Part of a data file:
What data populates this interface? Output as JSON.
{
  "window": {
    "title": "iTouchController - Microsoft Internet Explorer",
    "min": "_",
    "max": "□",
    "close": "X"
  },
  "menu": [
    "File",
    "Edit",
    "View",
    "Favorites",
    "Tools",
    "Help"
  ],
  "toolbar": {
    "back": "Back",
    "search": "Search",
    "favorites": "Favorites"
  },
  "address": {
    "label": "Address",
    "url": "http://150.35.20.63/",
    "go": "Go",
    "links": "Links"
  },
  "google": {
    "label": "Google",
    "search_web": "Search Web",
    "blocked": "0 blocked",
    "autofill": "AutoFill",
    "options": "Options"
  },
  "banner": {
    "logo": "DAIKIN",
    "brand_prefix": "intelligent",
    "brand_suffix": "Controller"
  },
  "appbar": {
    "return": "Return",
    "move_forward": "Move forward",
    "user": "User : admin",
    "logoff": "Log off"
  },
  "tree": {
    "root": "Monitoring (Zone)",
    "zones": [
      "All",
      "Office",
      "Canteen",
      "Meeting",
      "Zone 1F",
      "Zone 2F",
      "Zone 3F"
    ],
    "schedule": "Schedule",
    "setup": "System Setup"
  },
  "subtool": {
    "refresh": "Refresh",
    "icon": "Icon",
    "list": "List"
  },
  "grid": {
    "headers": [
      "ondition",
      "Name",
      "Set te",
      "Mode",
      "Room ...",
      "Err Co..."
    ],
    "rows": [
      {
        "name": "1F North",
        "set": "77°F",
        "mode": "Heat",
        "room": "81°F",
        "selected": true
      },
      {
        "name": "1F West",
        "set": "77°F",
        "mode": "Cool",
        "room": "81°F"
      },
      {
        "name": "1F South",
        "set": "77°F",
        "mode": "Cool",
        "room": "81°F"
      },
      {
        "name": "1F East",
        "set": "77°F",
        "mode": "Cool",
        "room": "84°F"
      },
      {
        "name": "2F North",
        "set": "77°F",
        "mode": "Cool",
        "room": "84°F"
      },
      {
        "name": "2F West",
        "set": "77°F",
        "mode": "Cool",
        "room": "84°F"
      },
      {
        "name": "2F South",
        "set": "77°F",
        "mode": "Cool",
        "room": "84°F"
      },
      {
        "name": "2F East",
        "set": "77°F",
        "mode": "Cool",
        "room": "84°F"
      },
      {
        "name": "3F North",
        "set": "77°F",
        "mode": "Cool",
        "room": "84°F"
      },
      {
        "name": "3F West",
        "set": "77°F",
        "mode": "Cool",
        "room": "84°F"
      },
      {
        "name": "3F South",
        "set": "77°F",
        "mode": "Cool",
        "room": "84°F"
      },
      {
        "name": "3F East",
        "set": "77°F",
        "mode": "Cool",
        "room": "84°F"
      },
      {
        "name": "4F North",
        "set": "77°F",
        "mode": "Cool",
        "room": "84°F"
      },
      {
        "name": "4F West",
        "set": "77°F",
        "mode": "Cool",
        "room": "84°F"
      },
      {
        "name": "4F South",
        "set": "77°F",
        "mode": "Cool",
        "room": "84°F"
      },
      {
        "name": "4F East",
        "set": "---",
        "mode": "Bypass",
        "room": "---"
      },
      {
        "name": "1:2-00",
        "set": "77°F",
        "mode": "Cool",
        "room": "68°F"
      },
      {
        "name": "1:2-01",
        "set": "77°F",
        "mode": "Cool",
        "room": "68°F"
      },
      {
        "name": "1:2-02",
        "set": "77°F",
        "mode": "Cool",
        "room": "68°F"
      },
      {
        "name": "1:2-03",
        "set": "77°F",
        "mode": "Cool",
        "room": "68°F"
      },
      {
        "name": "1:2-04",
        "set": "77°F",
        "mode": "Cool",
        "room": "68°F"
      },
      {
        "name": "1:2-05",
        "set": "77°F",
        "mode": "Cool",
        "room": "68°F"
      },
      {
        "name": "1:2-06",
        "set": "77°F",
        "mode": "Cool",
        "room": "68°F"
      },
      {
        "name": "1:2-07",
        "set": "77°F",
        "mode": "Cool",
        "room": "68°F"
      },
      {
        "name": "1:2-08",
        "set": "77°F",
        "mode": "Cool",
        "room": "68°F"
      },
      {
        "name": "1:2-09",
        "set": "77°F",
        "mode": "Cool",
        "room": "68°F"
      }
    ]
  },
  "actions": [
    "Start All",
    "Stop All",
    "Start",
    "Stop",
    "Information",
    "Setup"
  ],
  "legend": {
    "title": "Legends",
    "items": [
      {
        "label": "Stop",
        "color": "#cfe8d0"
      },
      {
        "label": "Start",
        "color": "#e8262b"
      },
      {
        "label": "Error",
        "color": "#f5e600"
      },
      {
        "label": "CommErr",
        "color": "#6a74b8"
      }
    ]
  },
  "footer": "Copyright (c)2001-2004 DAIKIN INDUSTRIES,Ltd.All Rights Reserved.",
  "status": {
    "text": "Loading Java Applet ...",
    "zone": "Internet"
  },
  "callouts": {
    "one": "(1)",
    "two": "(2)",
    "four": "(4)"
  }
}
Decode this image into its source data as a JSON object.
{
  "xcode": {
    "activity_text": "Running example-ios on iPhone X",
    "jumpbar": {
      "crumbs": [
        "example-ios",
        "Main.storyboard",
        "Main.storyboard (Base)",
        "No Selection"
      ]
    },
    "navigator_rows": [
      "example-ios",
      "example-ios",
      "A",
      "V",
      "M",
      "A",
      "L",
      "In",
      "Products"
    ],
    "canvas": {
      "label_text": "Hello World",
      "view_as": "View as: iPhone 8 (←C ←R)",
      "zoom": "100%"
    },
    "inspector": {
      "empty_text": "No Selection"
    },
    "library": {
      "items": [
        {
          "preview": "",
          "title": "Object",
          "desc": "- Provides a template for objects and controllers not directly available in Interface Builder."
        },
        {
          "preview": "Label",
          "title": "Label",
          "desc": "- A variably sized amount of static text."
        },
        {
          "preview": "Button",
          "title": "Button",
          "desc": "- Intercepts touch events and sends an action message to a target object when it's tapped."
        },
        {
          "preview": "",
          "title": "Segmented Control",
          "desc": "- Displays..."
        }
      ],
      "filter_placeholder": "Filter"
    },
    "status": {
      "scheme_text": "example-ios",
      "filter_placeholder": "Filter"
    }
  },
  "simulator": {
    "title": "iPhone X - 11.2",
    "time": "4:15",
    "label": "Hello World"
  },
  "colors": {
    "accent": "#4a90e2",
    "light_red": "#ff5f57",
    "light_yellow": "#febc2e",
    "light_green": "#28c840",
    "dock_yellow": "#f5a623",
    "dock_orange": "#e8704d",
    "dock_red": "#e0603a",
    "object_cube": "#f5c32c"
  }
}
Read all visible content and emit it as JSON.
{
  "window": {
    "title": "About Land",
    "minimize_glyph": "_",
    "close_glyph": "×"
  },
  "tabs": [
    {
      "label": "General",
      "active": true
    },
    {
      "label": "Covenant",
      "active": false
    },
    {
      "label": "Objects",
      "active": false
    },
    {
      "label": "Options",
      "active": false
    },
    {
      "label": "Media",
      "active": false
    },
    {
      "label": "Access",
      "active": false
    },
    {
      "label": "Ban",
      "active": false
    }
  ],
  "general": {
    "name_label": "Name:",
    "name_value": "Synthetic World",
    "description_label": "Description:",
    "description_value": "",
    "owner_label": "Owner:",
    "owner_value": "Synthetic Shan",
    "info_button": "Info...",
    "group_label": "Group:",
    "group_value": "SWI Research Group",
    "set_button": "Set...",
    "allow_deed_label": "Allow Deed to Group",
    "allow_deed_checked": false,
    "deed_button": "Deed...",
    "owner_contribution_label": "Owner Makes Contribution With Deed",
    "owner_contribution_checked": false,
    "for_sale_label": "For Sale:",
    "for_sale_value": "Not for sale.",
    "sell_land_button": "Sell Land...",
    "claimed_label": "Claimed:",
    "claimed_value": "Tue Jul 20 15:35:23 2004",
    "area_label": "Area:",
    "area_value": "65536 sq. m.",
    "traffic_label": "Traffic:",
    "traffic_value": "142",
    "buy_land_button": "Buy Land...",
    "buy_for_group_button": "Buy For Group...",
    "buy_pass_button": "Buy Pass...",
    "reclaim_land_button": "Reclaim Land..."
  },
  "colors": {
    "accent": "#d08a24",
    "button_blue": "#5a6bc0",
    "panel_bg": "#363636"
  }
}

• **WHAT THE TASK REQUIRES**
Using the listing above, state the number of lines that hold "storyboard", with no other text.

• **FINISHED EXERCISE**
2